Extracted records
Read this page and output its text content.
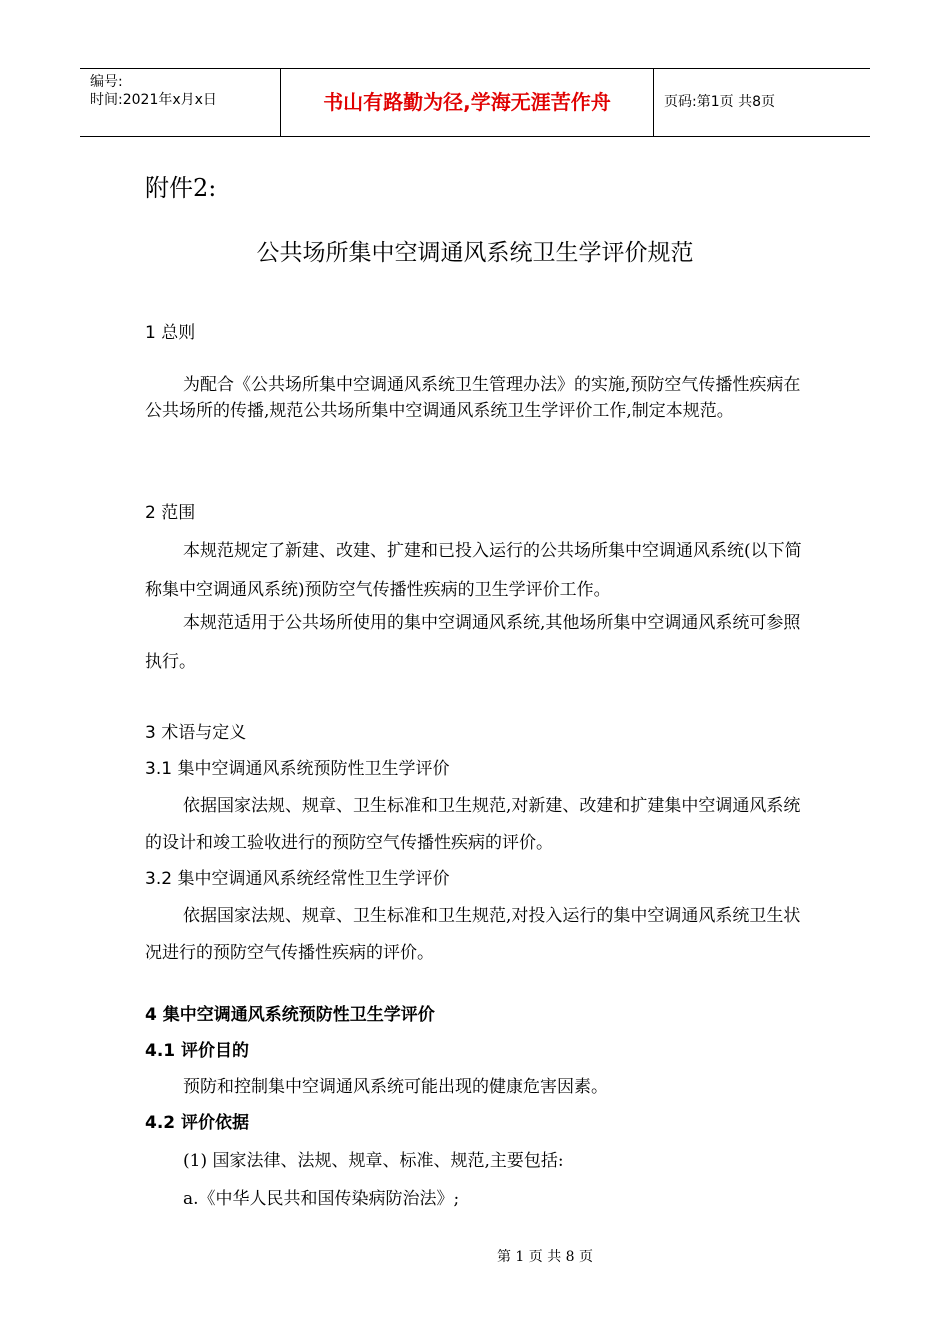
编号:
时间:2021年x月x日	书山有路勤为径,学海无涯苦作舟	页码:第1页 共8页
附件2:
公共场所集中空调通风系统卫生学评价规范
1 总则
为配合《公共场所集中空调通风系统卫生管理办法》的实施,预防空气传播性疾病在公共场所的传播,规范公共场所集中空调通风系统卫生学评价工作,制定本规范。
2 范围
本规范规定了新建、改建、扩建和已投入运行的公共场所集中空调通风系统(以下简称集中空调通风系统)预防空气传播性疾病的卫生学评价工作。
本规范适用于公共场所使用的集中空调通风系统,其他场所集中空调通风系统可参照执行。
3 术语与定义
3.1 集中空调通风系统预防性卫生学评价
依据国家法规、规章、卫生标准和卫生规范,对新建、改建和扩建集中空调通风系统的设计和竣工验收进行的预防空气传播性疾病的评价。
3.2 集中空调通风系统经常性卫生学评价
依据国家法规、规章、卫生标准和卫生规范,对投入运行的集中空调通风系统卫生状况进行的预防空气传播性疾病的评价。
4 集中空调通风系统预防性卫生学评价
4.1 评价目的
预防和控制集中空调通风系统可能出现的健康危害因素。
4.2 评价依据
(1) 国家法律、法规、规章、标准、规范,主要包括:
a.《中华人民共和国传染病防治法》;
第 1 页 共 8 页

Do this
Write the entries above out in full, exactly, with no images.

Answer below
Read this page and output its text content.
编号:
时间:2021年x月x日	书山有路勤为径,学海无涯苦作舟	页码:第1页 共8页
附件2:
公共场所集中空调通风系统卫生学评价规范
1 总则
为配合《公共场所集中空调通风系统卫生管理办法》的实施,预防空气传播性疾病在公共场所的传播,规范公共场所集中空调通风系统卫生学评价工作,制定本规范。
2 范围
本规范规定了新建、改建、扩建和已投入运行的公共场所集中空调通风系统(以下简称集中空调通风系统)预防空气传播性疾病的卫生学评价工作。
本规范适用于公共场所使用的集中空调通风系统,其他场所集中空调通风系统可参照执行。
3 术语与定义
3.1 集中空调通风系统预防性卫生学评价
依据国家法规、规章、卫生标准和卫生规范,对新建、改建和扩建集中空调通风系统的设计和竣工验收进行的预防空气传播性疾病的评价。
3.2 集中空调通风系统经常性卫生学评价
依据国家法规、规章、卫生标准和卫生规范,对投入运行的集中空调通风系统卫生状况进行的预防空气传播性疾病的评价。
4 集中空调通风系统预防性卫生学评价
4.1 评价目的
预防和控制集中空调通风系统可能出现的健康危害因素。
4.2 评价依据
(1) 国家法律、法规、规章、标准、规范,主要包括:
a.《中华人民共和国传染病防治法》;
第 1 页 共 8 页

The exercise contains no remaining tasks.